# Work instructions
Reply with one number only: the count of lines below that contain the word "this".

───

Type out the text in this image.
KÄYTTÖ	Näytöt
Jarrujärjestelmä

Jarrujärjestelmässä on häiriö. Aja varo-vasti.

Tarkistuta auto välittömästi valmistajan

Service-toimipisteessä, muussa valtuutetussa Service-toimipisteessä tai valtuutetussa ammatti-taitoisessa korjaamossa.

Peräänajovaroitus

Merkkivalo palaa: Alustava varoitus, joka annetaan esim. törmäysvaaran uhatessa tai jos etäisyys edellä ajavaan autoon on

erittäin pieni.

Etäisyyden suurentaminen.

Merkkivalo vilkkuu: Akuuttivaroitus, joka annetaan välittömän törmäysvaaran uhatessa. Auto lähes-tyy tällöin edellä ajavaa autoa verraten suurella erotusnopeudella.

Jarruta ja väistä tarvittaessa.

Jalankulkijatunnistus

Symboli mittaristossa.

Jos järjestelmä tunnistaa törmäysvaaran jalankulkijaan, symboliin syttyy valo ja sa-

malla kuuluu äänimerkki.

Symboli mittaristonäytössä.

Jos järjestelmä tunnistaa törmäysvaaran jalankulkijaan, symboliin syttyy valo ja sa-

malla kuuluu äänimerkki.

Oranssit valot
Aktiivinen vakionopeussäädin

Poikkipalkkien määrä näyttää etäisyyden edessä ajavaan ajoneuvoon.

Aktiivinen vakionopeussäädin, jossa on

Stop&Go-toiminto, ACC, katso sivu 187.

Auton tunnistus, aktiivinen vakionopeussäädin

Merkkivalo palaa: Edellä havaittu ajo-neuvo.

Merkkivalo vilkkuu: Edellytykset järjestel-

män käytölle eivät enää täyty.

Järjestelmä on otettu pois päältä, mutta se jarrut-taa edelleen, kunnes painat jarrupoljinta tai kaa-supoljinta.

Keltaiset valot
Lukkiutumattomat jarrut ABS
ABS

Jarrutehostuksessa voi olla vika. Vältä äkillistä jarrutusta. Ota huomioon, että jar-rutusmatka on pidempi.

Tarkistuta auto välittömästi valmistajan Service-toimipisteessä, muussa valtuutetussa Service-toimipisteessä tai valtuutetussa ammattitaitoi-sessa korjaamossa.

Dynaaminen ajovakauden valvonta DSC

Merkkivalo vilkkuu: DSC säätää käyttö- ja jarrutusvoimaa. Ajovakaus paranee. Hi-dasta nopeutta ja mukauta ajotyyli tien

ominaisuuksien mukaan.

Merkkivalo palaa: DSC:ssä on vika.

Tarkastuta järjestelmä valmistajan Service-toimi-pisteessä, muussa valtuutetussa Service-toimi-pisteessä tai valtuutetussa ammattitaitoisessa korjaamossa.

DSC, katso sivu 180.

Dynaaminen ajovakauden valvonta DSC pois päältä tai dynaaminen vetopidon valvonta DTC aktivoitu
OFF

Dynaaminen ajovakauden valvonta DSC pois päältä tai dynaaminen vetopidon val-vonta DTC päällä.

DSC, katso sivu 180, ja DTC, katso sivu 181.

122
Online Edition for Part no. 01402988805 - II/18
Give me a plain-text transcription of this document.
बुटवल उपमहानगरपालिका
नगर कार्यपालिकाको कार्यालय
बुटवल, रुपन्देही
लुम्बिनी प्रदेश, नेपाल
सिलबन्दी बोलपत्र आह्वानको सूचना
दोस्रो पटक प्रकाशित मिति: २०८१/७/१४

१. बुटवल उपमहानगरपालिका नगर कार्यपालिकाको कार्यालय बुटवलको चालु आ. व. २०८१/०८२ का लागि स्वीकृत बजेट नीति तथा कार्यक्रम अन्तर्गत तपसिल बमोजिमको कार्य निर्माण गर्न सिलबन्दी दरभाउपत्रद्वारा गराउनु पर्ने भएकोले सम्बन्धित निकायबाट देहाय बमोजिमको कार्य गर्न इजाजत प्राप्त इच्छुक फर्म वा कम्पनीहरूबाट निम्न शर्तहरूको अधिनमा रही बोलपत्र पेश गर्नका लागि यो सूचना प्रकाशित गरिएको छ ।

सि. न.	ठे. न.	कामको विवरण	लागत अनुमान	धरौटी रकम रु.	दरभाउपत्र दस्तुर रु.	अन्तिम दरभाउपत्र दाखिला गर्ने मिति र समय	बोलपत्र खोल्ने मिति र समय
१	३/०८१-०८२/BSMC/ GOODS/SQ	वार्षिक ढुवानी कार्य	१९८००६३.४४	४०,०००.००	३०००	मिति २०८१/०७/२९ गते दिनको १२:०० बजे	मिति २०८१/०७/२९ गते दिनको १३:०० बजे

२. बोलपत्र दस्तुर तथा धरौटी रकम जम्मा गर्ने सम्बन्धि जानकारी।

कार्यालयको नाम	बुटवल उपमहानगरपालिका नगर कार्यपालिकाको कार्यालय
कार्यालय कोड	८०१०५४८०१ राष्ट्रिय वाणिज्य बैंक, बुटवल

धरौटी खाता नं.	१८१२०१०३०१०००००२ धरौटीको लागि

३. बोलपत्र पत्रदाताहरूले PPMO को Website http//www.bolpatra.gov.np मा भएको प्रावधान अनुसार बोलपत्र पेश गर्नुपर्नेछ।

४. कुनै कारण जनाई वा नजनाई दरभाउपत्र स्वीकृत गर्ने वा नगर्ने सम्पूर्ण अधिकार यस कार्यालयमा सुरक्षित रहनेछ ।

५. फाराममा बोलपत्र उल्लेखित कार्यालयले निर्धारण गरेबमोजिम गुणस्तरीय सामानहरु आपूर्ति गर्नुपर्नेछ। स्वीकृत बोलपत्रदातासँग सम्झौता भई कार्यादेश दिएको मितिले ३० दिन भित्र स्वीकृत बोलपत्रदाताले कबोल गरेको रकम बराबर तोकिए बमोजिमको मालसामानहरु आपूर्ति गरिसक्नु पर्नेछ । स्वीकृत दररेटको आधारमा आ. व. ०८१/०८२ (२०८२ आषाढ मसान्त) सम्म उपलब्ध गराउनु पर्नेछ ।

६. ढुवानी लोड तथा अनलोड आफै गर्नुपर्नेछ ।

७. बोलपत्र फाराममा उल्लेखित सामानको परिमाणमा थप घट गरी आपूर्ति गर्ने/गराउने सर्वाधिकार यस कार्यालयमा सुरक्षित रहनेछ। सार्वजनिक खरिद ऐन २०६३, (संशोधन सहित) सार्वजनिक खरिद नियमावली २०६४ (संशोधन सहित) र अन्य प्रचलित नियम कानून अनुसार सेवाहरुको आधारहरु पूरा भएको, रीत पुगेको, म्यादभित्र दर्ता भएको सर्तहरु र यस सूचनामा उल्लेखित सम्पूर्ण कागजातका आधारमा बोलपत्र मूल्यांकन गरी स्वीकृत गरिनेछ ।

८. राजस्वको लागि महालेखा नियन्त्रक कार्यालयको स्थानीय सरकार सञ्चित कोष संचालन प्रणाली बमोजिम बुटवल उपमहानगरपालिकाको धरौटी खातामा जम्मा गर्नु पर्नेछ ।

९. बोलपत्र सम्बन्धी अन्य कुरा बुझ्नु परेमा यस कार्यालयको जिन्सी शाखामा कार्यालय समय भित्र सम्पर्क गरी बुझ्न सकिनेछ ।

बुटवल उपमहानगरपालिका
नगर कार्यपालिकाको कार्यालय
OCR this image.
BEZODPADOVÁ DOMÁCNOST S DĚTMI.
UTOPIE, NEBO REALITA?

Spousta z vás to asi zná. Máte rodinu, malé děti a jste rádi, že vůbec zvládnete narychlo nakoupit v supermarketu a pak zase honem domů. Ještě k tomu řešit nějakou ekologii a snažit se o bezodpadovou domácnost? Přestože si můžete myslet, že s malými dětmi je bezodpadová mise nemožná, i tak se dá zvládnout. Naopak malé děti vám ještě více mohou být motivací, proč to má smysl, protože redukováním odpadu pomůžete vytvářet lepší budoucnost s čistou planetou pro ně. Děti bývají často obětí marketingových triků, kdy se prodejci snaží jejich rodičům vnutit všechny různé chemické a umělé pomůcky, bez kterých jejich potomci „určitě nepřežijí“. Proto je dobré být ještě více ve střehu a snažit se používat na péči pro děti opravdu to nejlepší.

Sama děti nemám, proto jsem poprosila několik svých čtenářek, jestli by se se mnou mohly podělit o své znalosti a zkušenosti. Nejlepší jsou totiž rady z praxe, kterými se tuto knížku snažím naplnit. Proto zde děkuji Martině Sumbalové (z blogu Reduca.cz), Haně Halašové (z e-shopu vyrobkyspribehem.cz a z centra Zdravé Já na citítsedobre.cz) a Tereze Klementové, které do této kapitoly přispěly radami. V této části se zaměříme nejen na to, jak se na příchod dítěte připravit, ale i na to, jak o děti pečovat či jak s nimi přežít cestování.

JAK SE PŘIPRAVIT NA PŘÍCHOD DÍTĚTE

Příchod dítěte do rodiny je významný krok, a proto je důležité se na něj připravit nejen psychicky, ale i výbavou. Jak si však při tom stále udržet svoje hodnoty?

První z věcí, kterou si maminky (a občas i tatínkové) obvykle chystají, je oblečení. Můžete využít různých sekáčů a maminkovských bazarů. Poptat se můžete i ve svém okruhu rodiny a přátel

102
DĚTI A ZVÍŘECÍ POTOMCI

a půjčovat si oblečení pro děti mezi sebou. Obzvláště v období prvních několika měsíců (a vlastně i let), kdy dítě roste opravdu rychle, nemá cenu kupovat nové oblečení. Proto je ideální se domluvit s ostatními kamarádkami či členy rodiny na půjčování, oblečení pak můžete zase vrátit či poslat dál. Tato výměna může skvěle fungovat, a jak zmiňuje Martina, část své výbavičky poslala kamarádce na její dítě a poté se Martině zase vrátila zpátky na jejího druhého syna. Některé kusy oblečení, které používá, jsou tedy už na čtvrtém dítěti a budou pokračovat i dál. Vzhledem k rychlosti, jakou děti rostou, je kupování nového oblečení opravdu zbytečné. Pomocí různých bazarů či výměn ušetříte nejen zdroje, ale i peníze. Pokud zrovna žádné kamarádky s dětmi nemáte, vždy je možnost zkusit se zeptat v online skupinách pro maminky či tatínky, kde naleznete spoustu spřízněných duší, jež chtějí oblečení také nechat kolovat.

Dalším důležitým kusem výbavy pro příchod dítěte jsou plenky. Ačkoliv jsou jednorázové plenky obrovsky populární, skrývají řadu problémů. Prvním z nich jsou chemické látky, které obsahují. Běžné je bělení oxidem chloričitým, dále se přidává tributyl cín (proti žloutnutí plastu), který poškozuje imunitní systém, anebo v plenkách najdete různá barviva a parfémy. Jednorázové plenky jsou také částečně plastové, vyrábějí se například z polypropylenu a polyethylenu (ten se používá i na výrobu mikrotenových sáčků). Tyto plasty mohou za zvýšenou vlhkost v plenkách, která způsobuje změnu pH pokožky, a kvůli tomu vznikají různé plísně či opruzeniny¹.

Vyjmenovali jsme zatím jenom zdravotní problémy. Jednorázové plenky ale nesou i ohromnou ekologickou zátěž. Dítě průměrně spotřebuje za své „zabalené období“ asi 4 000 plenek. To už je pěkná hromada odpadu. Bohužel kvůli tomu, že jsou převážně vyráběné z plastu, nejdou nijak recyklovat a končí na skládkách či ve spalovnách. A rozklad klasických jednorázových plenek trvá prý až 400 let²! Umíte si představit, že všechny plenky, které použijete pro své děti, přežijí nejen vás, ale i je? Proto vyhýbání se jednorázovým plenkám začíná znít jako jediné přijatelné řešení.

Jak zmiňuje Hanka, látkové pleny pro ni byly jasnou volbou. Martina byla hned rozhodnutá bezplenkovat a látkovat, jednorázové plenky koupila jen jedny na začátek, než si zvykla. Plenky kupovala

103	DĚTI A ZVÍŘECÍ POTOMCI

───

# Answer for the task
3